> _REQUEST_
Quote the records that follow in full and exactly; leave out the pictures.
begin GIVEN RECORDS
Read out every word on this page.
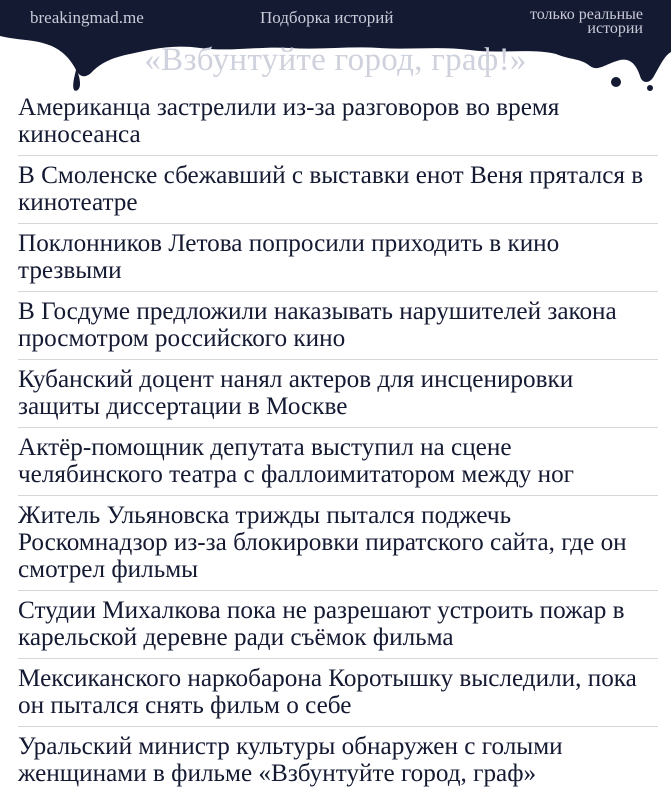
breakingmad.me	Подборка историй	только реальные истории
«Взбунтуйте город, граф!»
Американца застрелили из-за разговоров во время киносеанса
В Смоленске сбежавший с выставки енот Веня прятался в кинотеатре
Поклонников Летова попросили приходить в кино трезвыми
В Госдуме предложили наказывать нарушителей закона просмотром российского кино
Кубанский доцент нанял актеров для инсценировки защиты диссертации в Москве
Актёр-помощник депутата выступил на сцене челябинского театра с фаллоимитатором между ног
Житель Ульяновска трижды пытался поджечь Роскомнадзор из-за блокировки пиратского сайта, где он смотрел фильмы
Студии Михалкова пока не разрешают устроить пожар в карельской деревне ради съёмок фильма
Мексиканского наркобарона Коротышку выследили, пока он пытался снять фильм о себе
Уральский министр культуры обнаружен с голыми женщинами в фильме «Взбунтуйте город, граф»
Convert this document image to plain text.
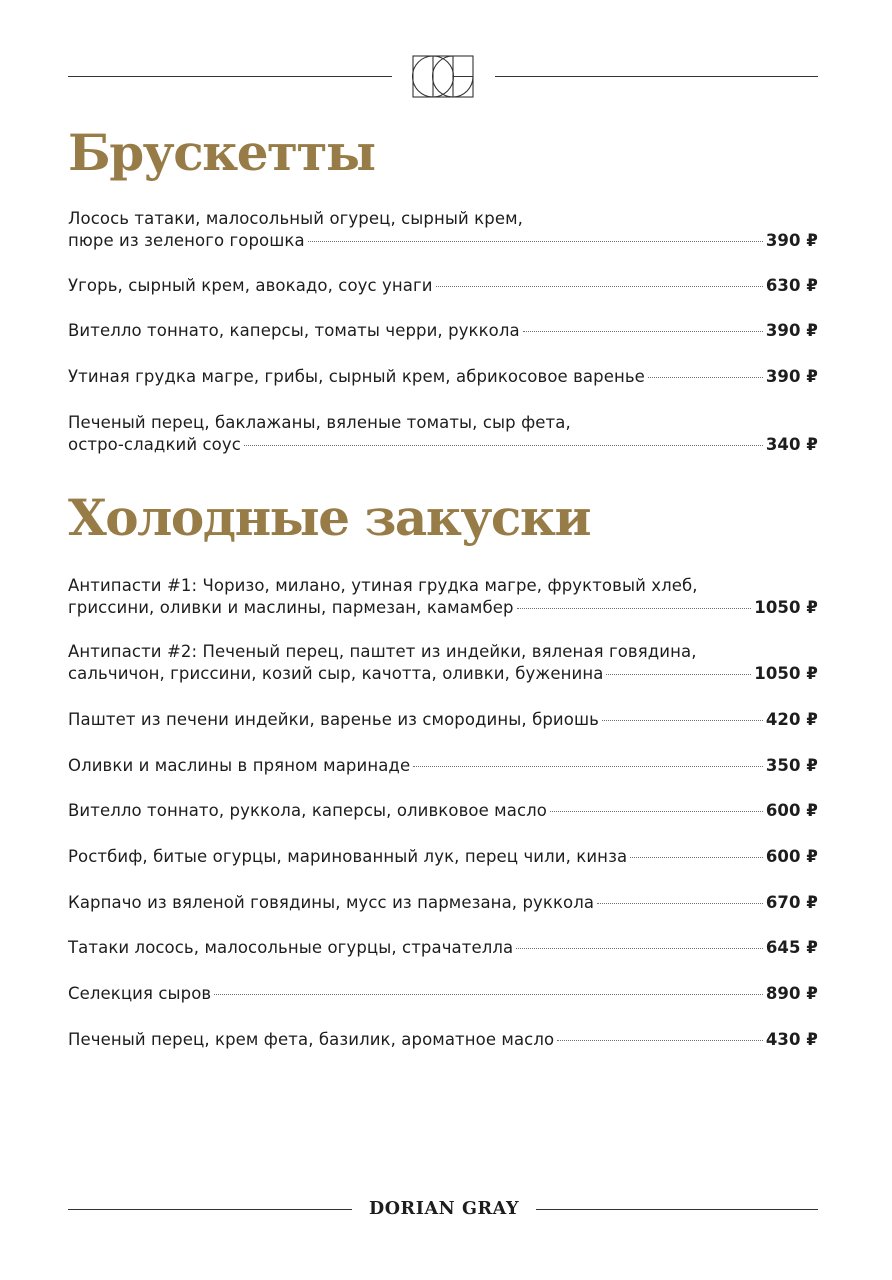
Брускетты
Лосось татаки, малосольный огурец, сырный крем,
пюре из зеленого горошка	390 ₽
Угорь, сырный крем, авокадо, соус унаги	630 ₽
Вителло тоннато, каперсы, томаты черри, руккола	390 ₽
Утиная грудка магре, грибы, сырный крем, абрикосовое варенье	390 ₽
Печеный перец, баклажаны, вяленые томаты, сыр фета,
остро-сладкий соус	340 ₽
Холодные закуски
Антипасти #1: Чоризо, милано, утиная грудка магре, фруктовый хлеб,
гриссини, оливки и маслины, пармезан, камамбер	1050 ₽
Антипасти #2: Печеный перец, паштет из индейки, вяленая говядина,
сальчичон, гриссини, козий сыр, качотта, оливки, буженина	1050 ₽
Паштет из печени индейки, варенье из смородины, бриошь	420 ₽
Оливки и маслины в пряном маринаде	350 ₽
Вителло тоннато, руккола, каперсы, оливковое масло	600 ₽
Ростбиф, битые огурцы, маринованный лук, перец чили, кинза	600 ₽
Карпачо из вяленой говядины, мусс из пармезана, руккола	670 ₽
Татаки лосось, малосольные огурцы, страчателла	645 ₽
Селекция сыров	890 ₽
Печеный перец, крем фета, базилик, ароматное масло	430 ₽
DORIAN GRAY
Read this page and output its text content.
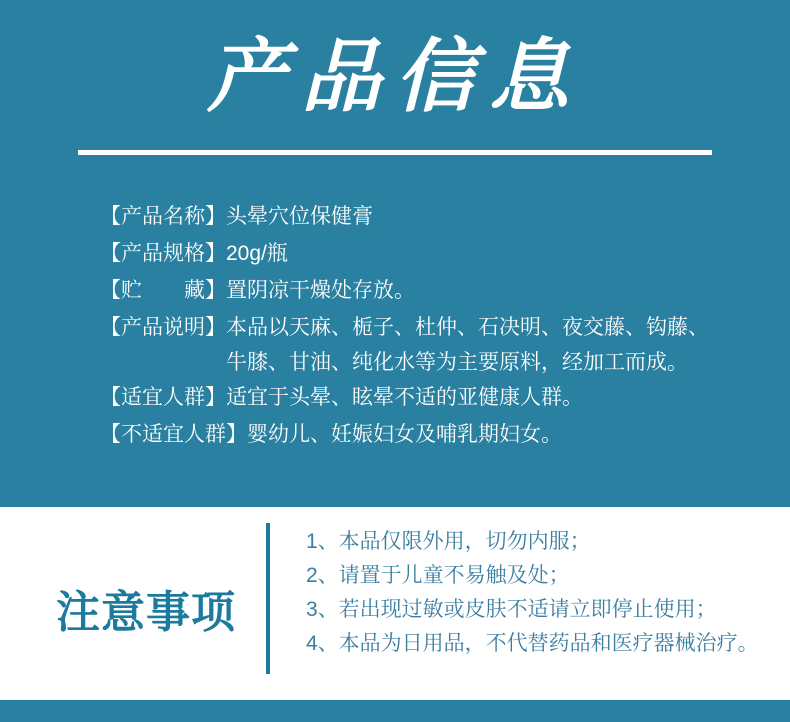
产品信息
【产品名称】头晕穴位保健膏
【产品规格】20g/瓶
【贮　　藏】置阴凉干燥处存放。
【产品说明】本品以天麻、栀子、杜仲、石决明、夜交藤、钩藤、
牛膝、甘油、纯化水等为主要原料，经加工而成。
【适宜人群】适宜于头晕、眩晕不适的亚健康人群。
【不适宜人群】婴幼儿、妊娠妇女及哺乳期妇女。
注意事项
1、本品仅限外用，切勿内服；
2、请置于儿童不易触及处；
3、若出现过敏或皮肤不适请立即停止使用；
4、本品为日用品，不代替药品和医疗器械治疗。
end GIVEN RECORDS
> _OUTPUT_
Read out every word on this page.
breakingmad.me	Подборка историй	только реальные истории
«Взбунтуйте город, граф!»
Американца застрелили из-за разговоров во время киносеанса
В Смоленске сбежавший с выставки енот Веня прятался в кинотеатре
Поклонников Летова попросили приходить в кино трезвыми
В Госдуме предложили наказывать нарушителей закона просмотром российского кино
Кубанский доцент нанял актеров для инсценировки защиты диссертации в Москве
Актёр-помощник депутата выступил на сцене челябинского театра с фаллоимитатором между ног
Житель Ульяновска трижды пытался поджечь Роскомнадзор из-за блокировки пиратского сайта, где он смотрел фильмы
Студии Михалкова пока не разрешают устроить пожар в карельской деревне ради съёмок фильма
Мексиканского наркобарона Коротышку выследили, пока он пытался снять фильм о себе
Уральский министр культуры обнаружен с голыми женщинами в фильме «Взбунтуйте город, граф»
Convert this document image to plain text.
Брускетты
Лосось татаки, малосольный огурец, сырный крем,
пюре из зеленого горошка	390 ₽
Угорь, сырный крем, авокадо, соус унаги	630 ₽
Вителло тоннато, каперсы, томаты черри, руккола	390 ₽
Утиная грудка магре, грибы, сырный крем, абрикосовое варенье	390 ₽
Печеный перец, баклажаны, вяленые томаты, сыр фета,
остро-сладкий соус	340 ₽
Холодные закуски
Антипасти #1: Чоризо, милано, утиная грудка магре, фруктовый хлеб,
гриссини, оливки и маслины, пармезан, камамбер	1050 ₽
Антипасти #2: Печеный перец, паштет из индейки, вяленая говядина,
сальчичон, гриссини, козий сыр, качотта, оливки, буженина	1050 ₽
Паштет из печени индейки, варенье из смородины, бриошь	420 ₽
Оливки и маслины в пряном маринаде	350 ₽
Вителло тоннато, руккола, каперсы, оливковое масло	600 ₽
Ростбиф, битые огурцы, маринованный лук, перец чили, кинза	600 ₽
Карпачо из вяленой говядины, мусс из пармезана, руккола	670 ₽
Татаки лосось, малосольные огурцы, страчателла	645 ₽
Селекция сыров	890 ₽
Печеный перец, крем фета, базилик, ароматное масло	430 ₽
DORIAN GRAY
Read this page and output its text content.
产品信息
【产品名称】头晕穴位保健膏
【产品规格】20g/瓶
【贮　　藏】置阴凉干燥处存放。
【产品说明】本品以天麻、栀子、杜仲、石决明、夜交藤、钩藤、
牛膝、甘油、纯化水等为主要原料，经加工而成。
【适宜人群】适宜于头晕、眩晕不适的亚健康人群。
【不适宜人群】婴幼儿、妊娠妇女及哺乳期妇女。
注意事项
1、本品仅限外用，切勿内服；
2、请置于儿童不易触及处；
3、若出现过敏或皮肤不适请立即停止使用；
4、本品为日用品，不代替药品和医疗器械治疗。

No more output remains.